# DATA:
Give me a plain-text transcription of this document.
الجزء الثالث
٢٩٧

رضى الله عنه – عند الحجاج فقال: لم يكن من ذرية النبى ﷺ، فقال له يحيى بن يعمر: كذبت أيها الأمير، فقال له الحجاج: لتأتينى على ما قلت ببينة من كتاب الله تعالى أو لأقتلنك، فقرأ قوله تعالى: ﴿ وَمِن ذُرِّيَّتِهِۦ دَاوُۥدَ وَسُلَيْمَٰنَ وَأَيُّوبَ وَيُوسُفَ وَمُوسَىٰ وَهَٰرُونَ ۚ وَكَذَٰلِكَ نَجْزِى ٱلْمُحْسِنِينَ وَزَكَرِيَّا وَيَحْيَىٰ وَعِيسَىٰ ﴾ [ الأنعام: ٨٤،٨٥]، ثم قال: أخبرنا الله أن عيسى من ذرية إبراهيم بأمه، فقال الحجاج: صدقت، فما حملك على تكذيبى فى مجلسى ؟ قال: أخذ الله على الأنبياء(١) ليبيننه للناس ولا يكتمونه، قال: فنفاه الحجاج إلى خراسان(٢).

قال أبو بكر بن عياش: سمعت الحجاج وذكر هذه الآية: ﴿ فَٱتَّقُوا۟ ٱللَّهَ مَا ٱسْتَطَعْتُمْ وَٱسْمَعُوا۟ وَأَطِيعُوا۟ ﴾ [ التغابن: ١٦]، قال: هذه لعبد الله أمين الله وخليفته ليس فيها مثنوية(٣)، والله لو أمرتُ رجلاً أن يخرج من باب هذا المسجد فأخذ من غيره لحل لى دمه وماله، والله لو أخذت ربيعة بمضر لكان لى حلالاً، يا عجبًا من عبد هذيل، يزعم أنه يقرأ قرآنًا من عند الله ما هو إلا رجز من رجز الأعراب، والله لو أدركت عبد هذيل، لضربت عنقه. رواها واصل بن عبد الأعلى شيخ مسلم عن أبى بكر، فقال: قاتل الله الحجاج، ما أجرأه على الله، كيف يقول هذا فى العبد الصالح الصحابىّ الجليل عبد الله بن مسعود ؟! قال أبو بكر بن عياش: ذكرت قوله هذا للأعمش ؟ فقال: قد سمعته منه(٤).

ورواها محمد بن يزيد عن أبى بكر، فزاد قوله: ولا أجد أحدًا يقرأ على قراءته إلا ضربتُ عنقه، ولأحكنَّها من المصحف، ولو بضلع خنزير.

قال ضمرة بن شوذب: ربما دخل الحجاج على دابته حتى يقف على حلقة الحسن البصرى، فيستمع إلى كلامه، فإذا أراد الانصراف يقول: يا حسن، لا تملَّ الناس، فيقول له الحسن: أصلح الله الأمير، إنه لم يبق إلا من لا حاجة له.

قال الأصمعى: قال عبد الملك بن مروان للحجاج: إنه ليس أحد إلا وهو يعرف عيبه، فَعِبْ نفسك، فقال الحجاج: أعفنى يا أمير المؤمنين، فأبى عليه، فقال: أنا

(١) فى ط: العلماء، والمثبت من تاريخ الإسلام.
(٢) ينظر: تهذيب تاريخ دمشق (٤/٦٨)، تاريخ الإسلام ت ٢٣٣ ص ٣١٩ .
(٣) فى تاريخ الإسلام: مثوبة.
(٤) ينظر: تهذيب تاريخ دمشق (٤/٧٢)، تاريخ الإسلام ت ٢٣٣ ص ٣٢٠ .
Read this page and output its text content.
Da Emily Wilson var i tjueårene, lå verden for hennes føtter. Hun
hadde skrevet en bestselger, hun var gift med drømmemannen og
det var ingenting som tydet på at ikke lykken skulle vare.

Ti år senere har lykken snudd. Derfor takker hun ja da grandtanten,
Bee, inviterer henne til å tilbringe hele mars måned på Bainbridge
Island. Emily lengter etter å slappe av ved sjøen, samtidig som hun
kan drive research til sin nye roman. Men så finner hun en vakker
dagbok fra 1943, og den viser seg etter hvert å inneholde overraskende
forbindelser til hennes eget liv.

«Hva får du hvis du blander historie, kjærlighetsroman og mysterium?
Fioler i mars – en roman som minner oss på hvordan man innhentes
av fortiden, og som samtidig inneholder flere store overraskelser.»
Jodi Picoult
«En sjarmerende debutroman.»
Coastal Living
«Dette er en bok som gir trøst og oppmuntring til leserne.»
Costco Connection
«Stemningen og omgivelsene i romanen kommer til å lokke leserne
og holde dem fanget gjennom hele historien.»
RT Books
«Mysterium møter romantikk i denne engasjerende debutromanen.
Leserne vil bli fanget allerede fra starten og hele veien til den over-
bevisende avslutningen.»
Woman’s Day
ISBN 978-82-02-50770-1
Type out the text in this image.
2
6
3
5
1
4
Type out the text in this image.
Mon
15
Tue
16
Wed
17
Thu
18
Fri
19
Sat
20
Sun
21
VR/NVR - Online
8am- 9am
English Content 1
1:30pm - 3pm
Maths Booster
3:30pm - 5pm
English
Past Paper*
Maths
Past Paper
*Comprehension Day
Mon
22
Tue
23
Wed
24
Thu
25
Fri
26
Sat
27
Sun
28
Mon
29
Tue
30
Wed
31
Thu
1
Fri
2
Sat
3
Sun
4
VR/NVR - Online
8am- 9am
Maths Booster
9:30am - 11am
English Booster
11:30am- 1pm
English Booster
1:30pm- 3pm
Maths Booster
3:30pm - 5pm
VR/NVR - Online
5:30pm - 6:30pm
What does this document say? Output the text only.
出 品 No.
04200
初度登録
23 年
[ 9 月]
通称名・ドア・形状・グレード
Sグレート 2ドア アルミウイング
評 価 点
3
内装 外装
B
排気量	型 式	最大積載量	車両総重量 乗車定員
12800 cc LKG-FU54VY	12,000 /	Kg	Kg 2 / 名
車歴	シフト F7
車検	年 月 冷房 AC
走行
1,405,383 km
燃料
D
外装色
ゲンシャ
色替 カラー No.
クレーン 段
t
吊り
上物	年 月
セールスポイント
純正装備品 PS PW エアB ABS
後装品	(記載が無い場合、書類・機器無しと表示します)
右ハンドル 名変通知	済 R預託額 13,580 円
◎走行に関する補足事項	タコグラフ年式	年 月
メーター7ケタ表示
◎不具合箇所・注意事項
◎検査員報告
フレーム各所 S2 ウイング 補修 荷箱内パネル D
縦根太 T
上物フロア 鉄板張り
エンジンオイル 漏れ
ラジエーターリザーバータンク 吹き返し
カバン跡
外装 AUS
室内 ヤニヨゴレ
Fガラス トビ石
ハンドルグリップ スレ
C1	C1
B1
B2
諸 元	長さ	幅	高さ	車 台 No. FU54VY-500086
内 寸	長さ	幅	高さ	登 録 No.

# THE TASK:
Could you quote the material above in full, exactly as it stands?

# WRITTEN REPLY:
Give me a plain-text transcription of this document.
الجزء الثالث
٢٩٧

رضى الله عنه – عند الحجاج فقال: لم يكن من ذرية النبى ﷺ، فقال له يحيى بن يعمر: كذبت أيها الأمير، فقال له الحجاج: لتأتينى على ما قلت ببينة من كتاب الله تعالى أو لأقتلنك، فقرأ قوله تعالى: ﴿ وَمِن ذُرِّيَّتِهِۦ دَاوُۥدَ وَسُلَيْمَٰنَ وَأَيُّوبَ وَيُوسُفَ وَمُوسَىٰ وَهَٰرُونَ ۚ وَكَذَٰلِكَ نَجْزِى ٱلْمُحْسِنِينَ وَزَكَرِيَّا وَيَحْيَىٰ وَعِيسَىٰ ﴾ [ الأنعام: ٨٤،٨٥]، ثم قال: أخبرنا الله أن عيسى من ذرية إبراهيم بأمه، فقال الحجاج: صدقت، فما حملك على تكذيبى فى مجلسى ؟ قال: أخذ الله على الأنبياء(١) ليبيننه للناس ولا يكتمونه، قال: فنفاه الحجاج إلى خراسان(٢).

قال أبو بكر بن عياش: سمعت الحجاج وذكر هذه الآية: ﴿ فَٱتَّقُوا۟ ٱللَّهَ مَا ٱسْتَطَعْتُمْ وَٱسْمَعُوا۟ وَأَطِيعُوا۟ ﴾ [ التغابن: ١٦]، قال: هذه لعبد الله أمين الله وخليفته ليس فيها مثنوية(٣)، والله لو أمرتُ رجلاً أن يخرج من باب هذا المسجد فأخذ من غيره لحل لى دمه وماله، والله لو أخذت ربيعة بمضر لكان لى حلالاً، يا عجبًا من عبد هذيل، يزعم أنه يقرأ قرآنًا من عند الله ما هو إلا رجز من رجز الأعراب، والله لو أدركت عبد هذيل، لضربت عنقه. رواها واصل بن عبد الأعلى شيخ مسلم عن أبى بكر، فقال: قاتل الله الحجاج، ما أجرأه على الله، كيف يقول هذا فى العبد الصالح الصحابىّ الجليل عبد الله بن مسعود ؟! قال أبو بكر بن عياش: ذكرت قوله هذا للأعمش ؟ فقال: قد سمعته منه(٤).

ورواها محمد بن يزيد عن أبى بكر، فزاد قوله: ولا أجد أحدًا يقرأ على قراءته إلا ضربتُ عنقه، ولأحكنَّها من المصحف، ولو بضلع خنزير.

قال ضمرة بن شوذب: ربما دخل الحجاج على دابته حتى يقف على حلقة الحسن البصرى، فيستمع إلى كلامه، فإذا أراد الانصراف يقول: يا حسن، لا تملَّ الناس، فيقول له الحسن: أصلح الله الأمير، إنه لم يبق إلا من لا حاجة له.

قال الأصمعى: قال عبد الملك بن مروان للحجاج: إنه ليس أحد إلا وهو يعرف عيبه، فَعِبْ نفسك، فقال الحجاج: أعفنى يا أمير المؤمنين، فأبى عليه، فقال: أنا

(١) فى ط: العلماء، والمثبت من تاريخ الإسلام.
(٢) ينظر: تهذيب تاريخ دمشق (٤/٦٨)، تاريخ الإسلام ت ٢٣٣ ص ٣١٩ .
(٣) فى تاريخ الإسلام: مثوبة.
(٤) ينظر: تهذيب تاريخ دمشق (٤/٧٢)، تاريخ الإسلام ت ٢٣٣ ص ٣٢٠ .
Read this page and output its text content.
Da Emily Wilson var i tjueårene, lå verden for hennes føtter. Hun
hadde skrevet en bestselger, hun var gift med drømmemannen og
det var ingenting som tydet på at ikke lykken skulle vare.

Ti år senere har lykken snudd. Derfor takker hun ja da grandtanten,
Bee, inviterer henne til å tilbringe hele mars måned på Bainbridge
Island. Emily lengter etter å slappe av ved sjøen, samtidig som hun
kan drive research til sin nye roman. Men så finner hun en vakker
dagbok fra 1943, og den viser seg etter hvert å inneholde overraskende
forbindelser til hennes eget liv.

«Hva får du hvis du blander historie, kjærlighetsroman og mysterium?
Fioler i mars – en roman som minner oss på hvordan man innhentes
av fortiden, og som samtidig inneholder flere store overraskelser.»
Jodi Picoult
«En sjarmerende debutroman.»
Coastal Living
«Dette er en bok som gir trøst og oppmuntring til leserne.»
Costco Connection
«Stemningen og omgivelsene i romanen kommer til å lokke leserne
og holde dem fanget gjennom hele historien.»
RT Books
«Mysterium møter romantikk i denne engasjerende debutromanen.
Leserne vil bli fanget allerede fra starten og hele veien til den over-
bevisende avslutningen.»
Woman’s Day
ISBN 978-82-02-50770-1
Type out the text in this image.
2
6
3
5
1
4
Type out the text in this image.
Mon
15
Tue
16
Wed
17
Thu
18
Fri
19
Sat
20
Sun
21
VR/NVR - Online
8am- 9am
English Content 1
1:30pm - 3pm
Maths Booster
3:30pm - 5pm
English
Past Paper*
Maths
Past Paper
*Comprehension Day
Mon
22
Tue
23
Wed
24
Thu
25
Fri
26
Sat
27
Sun
28
Mon
29
Tue
30
Wed
31
Thu
1
Fri
2
Sat
3
Sun
4
VR/NVR - Online
8am- 9am
Maths Booster
9:30am - 11am
English Booster
11:30am- 1pm
English Booster
1:30pm- 3pm
Maths Booster
3:30pm - 5pm
VR/NVR - Online
5:30pm - 6:30pm
What does this document say? Output the text only.
出 品 No.
04200
初度登録
23 年
[ 9 月]
通称名・ドア・形状・グレード
Sグレート 2ドア アルミウイング
評 価 点
3
内装 外装
B
排気量	型 式	最大積載量	車両総重量 乗車定員
12800 cc LKG-FU54VY	12,000 /	Kg	Kg 2 / 名
車歴	シフト F7
車検	年 月 冷房 AC
走行
1,405,383 km
燃料
D
外装色
ゲンシャ
色替 カラー No.
クレーン 段
t
吊り
上物	年 月
セールスポイント
純正装備品 PS PW エアB ABS
後装品	(記載が無い場合、書類・機器無しと表示します)
右ハンドル 名変通知	済 R預託額 13,580 円
◎走行に関する補足事項	タコグラフ年式	年 月
メーター7ケタ表示
◎不具合箇所・注意事項
◎検査員報告
フレーム各所 S2 ウイング 補修 荷箱内パネル D
縦根太 T
上物フロア 鉄板張り
エンジンオイル 漏れ
ラジエーターリザーバータンク 吹き返し
カバン跡
外装 AUS
室内 ヤニヨゴレ
Fガラス トビ石
ハンドルグリップ スレ
C1	C1
B1
B2
諸 元	長さ	幅	高さ	車 台 No. FU54VY-500086
内 寸	長さ	幅	高さ	登 録 No.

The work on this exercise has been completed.